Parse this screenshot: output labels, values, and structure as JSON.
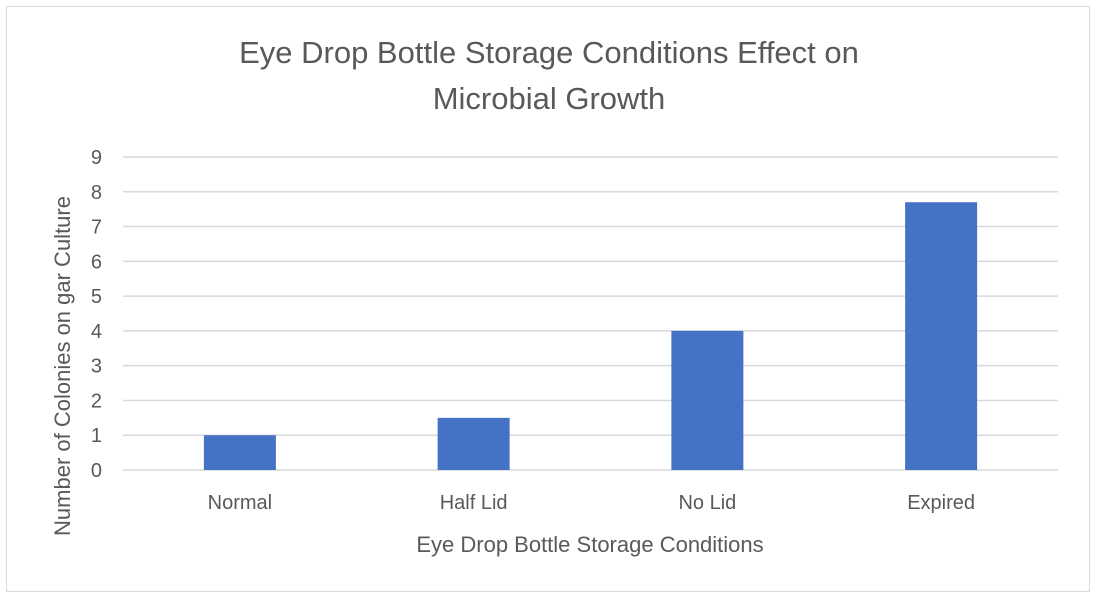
{
  "chart_data": {
    "type": "bar",
    "title_lines": [
      "Eye Drop Bottle Storage Conditions Effect on",
      "Microbial Growth"
    ],
    "categories": [
      "Normal",
      "Half Lid",
      "No Lid",
      "Expired"
    ],
    "values": [
      1,
      1.5,
      4,
      7.7
    ],
    "xlabel": "Eye Drop Bottle Storage Conditions",
    "ylabel": "Number of Colonies on gar Culture",
    "ylim": [
      0,
      9
    ],
    "yticks": [
      0,
      1,
      2,
      3,
      4,
      5,
      6,
      7,
      8,
      9
    ],
    "grid": true,
    "legend": "none",
    "bar_color": "#4472c4",
    "grid_color": "#d9d9d9"
  }
}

=-=-=

● **WRITTEN TASK**
Above are entries; state the number of lines among them that contain "Drop", and nothing else.

● **RESULT OF THIS TASK**
2